> **Requirement**
Your task is to tally the lines of the listing containing the word "обработки" and report the figure alone.

> **Material supplied**
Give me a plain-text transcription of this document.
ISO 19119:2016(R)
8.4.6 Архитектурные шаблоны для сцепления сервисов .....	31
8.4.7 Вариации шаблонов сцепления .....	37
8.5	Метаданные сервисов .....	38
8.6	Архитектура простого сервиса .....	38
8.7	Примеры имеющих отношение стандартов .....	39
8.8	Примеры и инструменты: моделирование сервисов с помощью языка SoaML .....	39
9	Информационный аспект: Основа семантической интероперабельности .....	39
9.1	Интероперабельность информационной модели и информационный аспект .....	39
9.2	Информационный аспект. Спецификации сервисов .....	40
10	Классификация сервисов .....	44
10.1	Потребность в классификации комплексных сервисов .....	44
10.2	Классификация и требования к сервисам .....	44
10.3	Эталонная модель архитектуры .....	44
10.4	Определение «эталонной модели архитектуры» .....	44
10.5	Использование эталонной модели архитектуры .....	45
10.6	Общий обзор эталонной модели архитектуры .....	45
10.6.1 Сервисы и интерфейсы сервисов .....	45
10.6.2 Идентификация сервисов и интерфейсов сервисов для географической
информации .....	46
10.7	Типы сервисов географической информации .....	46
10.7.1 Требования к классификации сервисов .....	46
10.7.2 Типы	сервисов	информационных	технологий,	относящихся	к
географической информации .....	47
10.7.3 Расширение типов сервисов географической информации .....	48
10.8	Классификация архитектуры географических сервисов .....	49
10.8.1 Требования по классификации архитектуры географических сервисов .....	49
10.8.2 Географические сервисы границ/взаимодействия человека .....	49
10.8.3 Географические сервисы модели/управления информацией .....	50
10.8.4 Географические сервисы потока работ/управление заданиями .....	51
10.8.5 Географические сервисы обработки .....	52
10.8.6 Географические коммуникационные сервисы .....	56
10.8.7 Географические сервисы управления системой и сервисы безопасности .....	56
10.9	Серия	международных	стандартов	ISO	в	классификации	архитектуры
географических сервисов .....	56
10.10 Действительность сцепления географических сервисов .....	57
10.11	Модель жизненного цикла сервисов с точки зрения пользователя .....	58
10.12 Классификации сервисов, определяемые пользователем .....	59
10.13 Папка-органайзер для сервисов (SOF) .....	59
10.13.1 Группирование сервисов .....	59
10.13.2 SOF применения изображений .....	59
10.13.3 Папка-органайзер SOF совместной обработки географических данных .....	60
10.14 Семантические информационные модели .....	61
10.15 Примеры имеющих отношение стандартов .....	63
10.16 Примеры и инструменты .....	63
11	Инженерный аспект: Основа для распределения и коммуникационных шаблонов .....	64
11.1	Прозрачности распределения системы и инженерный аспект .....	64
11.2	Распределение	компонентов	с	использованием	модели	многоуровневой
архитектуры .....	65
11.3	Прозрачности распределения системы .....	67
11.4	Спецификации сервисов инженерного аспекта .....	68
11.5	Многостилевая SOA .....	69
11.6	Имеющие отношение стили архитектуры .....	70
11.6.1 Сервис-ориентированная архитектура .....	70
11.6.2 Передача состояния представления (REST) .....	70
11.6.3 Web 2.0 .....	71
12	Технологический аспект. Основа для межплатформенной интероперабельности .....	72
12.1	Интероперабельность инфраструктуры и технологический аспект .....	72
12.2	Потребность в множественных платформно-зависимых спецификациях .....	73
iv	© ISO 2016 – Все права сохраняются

> **Solution**
2